▶ **Collected data entries**
# # # #

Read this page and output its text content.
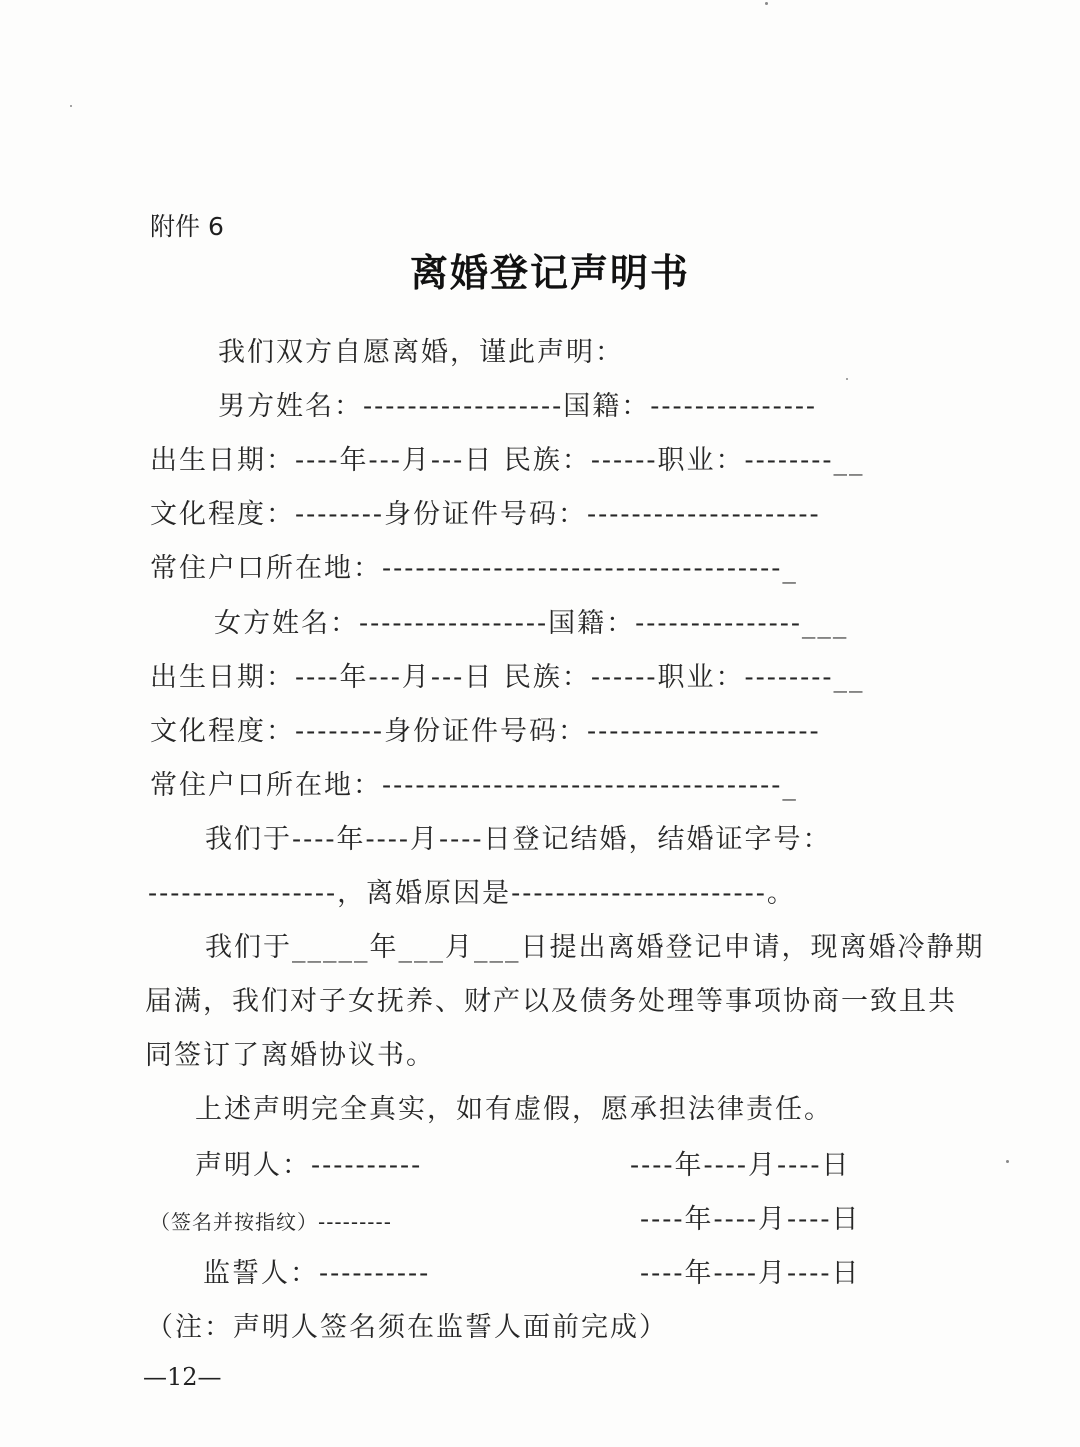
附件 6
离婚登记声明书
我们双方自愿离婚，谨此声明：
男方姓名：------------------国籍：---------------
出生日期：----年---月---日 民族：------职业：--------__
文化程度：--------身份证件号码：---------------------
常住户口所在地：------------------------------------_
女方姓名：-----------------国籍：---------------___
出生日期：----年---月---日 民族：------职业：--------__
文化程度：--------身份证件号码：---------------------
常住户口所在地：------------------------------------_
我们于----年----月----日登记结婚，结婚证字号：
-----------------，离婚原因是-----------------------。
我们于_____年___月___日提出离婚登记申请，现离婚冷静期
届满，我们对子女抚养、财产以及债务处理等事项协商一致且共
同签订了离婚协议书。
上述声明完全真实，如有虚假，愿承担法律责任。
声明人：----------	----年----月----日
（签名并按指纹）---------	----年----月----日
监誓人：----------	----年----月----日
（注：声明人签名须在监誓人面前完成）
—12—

# # # #

▶ **PROBLEM TO WORK ON**
Omit the pictures and reproduce the listing exactly.

▶ **OUTPUT OF THE EXERCISE**
Read this page and output its text content.
附件 6
离婚登记声明书
我们双方自愿离婚，谨此声明：
男方姓名：------------------国籍：---------------
出生日期：----年---月---日 民族：------职业：--------__
文化程度：--------身份证件号码：---------------------
常住户口所在地：------------------------------------_
女方姓名：-----------------国籍：---------------___
出生日期：----年---月---日 民族：------职业：--------__
文化程度：--------身份证件号码：---------------------
常住户口所在地：------------------------------------_
我们于----年----月----日登记结婚，结婚证字号：
-----------------，离婚原因是-----------------------。
我们于_____年___月___日提出离婚登记申请，现离婚冷静期
届满，我们对子女抚养、财产以及债务处理等事项协商一致且共
同签订了离婚协议书。
上述声明完全真实，如有虚假，愿承担法律责任。
声明人：----------	----年----月----日
（签名并按指纹）---------	----年----月----日
监誓人：----------	----年----月----日
（注：声明人签名须在监誓人面前完成）
—12—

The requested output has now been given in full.